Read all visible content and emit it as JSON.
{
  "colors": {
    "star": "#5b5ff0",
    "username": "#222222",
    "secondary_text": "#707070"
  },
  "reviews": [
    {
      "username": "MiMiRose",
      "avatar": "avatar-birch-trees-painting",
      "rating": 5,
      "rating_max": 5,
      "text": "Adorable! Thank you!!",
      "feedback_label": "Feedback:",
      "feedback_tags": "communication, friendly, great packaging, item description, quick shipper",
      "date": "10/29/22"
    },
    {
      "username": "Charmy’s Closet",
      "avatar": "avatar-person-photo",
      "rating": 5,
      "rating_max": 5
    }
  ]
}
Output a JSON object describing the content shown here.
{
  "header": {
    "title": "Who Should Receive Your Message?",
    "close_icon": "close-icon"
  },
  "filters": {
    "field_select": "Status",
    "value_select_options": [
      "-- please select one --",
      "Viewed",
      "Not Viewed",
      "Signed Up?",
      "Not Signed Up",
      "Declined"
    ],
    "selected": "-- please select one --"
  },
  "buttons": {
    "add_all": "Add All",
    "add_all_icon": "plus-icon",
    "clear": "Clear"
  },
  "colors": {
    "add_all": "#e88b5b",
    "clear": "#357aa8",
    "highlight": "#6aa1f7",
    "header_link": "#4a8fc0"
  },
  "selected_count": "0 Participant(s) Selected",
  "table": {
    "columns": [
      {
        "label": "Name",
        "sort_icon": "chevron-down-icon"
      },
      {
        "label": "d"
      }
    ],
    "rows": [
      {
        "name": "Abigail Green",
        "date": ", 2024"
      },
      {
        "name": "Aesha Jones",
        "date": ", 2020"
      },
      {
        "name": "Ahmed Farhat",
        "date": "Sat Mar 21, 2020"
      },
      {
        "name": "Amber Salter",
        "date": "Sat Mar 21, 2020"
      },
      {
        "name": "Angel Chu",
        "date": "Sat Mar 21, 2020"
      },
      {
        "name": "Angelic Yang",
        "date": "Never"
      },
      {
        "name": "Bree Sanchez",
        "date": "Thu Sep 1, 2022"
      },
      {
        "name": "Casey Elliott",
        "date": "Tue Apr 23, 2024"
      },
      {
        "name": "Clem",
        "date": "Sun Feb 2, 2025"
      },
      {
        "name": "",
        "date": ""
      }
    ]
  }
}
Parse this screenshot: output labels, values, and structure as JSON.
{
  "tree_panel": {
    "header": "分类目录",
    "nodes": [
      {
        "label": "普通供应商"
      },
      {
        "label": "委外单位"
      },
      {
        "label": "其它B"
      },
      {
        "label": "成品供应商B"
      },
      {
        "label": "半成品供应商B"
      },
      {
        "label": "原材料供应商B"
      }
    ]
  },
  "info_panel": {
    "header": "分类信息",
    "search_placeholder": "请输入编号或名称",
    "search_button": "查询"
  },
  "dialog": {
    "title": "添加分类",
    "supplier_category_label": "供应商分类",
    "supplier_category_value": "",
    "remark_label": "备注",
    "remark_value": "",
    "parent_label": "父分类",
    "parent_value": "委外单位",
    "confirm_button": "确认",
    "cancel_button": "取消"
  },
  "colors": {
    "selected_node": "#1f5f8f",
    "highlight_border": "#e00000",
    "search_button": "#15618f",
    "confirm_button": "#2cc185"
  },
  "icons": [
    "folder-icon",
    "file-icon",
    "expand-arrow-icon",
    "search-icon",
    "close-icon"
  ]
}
★ ★ ★ ★ ★
_Task brief_:
Return each entry from the material above exactly as it appears.

_Final result_:
Read all visible content and emit it as JSON.
{
  "colors": {
    "star": "#5b5ff0",
    "username": "#222222",
    "secondary_text": "#707070"
  },
  "reviews": [
    {
      "username": "MiMiRose",
      "avatar": "avatar-birch-trees-painting",
      "rating": 5,
      "rating_max": 5,
      "text": "Adorable! Thank you!!",
      "feedback_label": "Feedback:",
      "feedback_tags": "communication, friendly, great packaging, item description, quick shipper",
      "date": "10/29/22"
    },
    {
      "username": "Charmy’s Closet",
      "avatar": "avatar-person-photo",
      "rating": 5,
      "rating_max": 5
    }
  ]
}
Output a JSON object describing the content shown here.
{
  "header": {
    "title": "Who Should Receive Your Message?",
    "close_icon": "close-icon"
  },
  "filters": {
    "field_select": "Status",
    "value_select_options": [
      "-- please select one --",
      "Viewed",
      "Not Viewed",
      "Signed Up?",
      "Not Signed Up",
      "Declined"
    ],
    "selected": "-- please select one --"
  },
  "buttons": {
    "add_all": "Add All",
    "add_all_icon": "plus-icon",
    "clear": "Clear"
  },
  "colors": {
    "add_all": "#e88b5b",
    "clear": "#357aa8",
    "highlight": "#6aa1f7",
    "header_link": "#4a8fc0"
  },
  "selected_count": "0 Participant(s) Selected",
  "table": {
    "columns": [
      {
        "label": "Name",
        "sort_icon": "chevron-down-icon"
      },
      {
        "label": "d"
      }
    ],
    "rows": [
      {
        "name": "Abigail Green",
        "date": ", 2024"
      },
      {
        "name": "Aesha Jones",
        "date": ", 2020"
      },
      {
        "name": "Ahmed Farhat",
        "date": "Sat Mar 21, 2020"
      },
      {
        "name": "Amber Salter",
        "date": "Sat Mar 21, 2020"
      },
      {
        "name": "Angel Chu",
        "date": "Sat Mar 21, 2020"
      },
      {
        "name": "Angelic Yang",
        "date": "Never"
      },
      {
        "name": "Bree Sanchez",
        "date": "Thu Sep 1, 2022"
      },
      {
        "name": "Casey Elliott",
        "date": "Tue Apr 23, 2024"
      },
      {
        "name": "Clem",
        "date": "Sun Feb 2, 2025"
      },
      {
        "name": "",
        "date": ""
      }
    ]
  }
}
Parse this screenshot: output labels, values, and structure as JSON.
{
  "tree_panel": {
    "header": "分类目录",
    "nodes": [
      {
        "label": "普通供应商"
      },
      {
        "label": "委外单位"
      },
      {
        "label": "其它B"
      },
      {
        "label": "成品供应商B"
      },
      {
        "label": "半成品供应商B"
      },
      {
        "label": "原材料供应商B"
      }
    ]
  },
  "info_panel": {
    "header": "分类信息",
    "search_placeholder": "请输入编号或名称",
    "search_button": "查询"
  },
  "dialog": {
    "title": "添加分类",
    "supplier_category_label": "供应商分类",
    "supplier_category_value": "",
    "remark_label": "备注",
    "remark_value": "",
    "parent_label": "父分类",
    "parent_value": "委外单位",
    "confirm_button": "确认",
    "cancel_button": "取消"
  },
  "colors": {
    "selected_node": "#1f5f8f",
    "highlight_border": "#e00000",
    "search_button": "#15618f",
    "confirm_button": "#2cc185"
  },
  "icons": [
    "folder-icon",
    "file-icon",
    "expand-arrow-icon",
    "search-icon",
    "close-icon"
  ]
}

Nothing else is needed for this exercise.